(Data entries)
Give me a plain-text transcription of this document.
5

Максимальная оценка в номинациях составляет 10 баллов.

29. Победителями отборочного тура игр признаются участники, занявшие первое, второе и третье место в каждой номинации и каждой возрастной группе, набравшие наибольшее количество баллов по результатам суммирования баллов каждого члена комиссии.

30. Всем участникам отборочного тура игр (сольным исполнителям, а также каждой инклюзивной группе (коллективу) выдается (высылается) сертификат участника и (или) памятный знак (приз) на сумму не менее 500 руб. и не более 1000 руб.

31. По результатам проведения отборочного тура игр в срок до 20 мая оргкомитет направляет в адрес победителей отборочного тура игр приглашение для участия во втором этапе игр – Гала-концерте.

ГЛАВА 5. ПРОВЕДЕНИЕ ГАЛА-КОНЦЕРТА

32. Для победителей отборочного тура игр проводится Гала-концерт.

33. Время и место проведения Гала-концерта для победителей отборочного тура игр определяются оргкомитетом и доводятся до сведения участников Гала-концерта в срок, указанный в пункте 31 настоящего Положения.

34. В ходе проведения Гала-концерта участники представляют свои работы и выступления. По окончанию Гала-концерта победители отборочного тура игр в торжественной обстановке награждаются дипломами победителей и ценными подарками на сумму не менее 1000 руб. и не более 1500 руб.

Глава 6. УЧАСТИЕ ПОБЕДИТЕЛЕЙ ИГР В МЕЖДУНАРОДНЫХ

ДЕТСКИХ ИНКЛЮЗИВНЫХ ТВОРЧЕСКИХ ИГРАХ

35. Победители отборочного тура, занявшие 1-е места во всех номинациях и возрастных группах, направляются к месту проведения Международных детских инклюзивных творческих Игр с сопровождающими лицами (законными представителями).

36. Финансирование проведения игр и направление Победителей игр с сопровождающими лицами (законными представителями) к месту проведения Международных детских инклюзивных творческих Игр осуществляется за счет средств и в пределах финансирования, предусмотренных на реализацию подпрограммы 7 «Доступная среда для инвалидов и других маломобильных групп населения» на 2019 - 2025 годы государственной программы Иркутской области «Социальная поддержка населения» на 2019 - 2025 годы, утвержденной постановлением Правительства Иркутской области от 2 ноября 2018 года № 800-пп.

## EXERCISE TASK:
Restate the data above word for word.

## ANSWER TO THIS PROBLEM:
Give me a plain-text transcription of this document.
5

Максимальная оценка в номинациях составляет 10 баллов.

29. Победителями отборочного тура игр признаются участники, занявшие первое, второе и третье место в каждой номинации и каждой возрастной группе, набравшие наибольшее количество баллов по результатам суммирования баллов каждого члена комиссии.

30. Всем участникам отборочного тура игр (сольным исполнителям, а также каждой инклюзивной группе (коллективу) выдается (высылается) сертификат участника и (или) памятный знак (приз) на сумму не менее 500 руб. и не более 1000 руб.

31. По результатам проведения отборочного тура игр в срок до 20 мая оргкомитет направляет в адрес победителей отборочного тура игр приглашение для участия во втором этапе игр – Гала-концерте.

ГЛАВА 5. ПРОВЕДЕНИЕ ГАЛА-КОНЦЕРТА

32. Для победителей отборочного тура игр проводится Гала-концерт.

33. Время и место проведения Гала-концерта для победителей отборочного тура игр определяются оргкомитетом и доводятся до сведения участников Гала-концерта в срок, указанный в пункте 31 настоящего Положения.

34. В ходе проведения Гала-концерта участники представляют свои работы и выступления. По окончанию Гала-концерта победители отборочного тура игр в торжественной обстановке награждаются дипломами победителей и ценными подарками на сумму не менее 1000 руб. и не более 1500 руб.

Глава 6. УЧАСТИЕ ПОБЕДИТЕЛЕЙ ИГР В МЕЖДУНАРОДНЫХ

ДЕТСКИХ ИНКЛЮЗИВНЫХ ТВОРЧЕСКИХ ИГРАХ

35. Победители отборочного тура, занявшие 1-е места во всех номинациях и возрастных группах, направляются к месту проведения Международных детских инклюзивных творческих Игр с сопровождающими лицами (законными представителями).

36. Финансирование проведения игр и направление Победителей игр с сопровождающими лицами (законными представителями) к месту проведения Международных детских инклюзивных творческих Игр осуществляется за счет средств и в пределах финансирования, предусмотренных на реализацию подпрограммы 7 «Доступная среда для инвалидов и других маломобильных групп населения» на 2019 - 2025 годы государственной программы Иркутской области «Социальная поддержка населения» на 2019 - 2025 годы, утвержденной постановлением Правительства Иркутской области от 2 ноября 2018 года № 800-пп.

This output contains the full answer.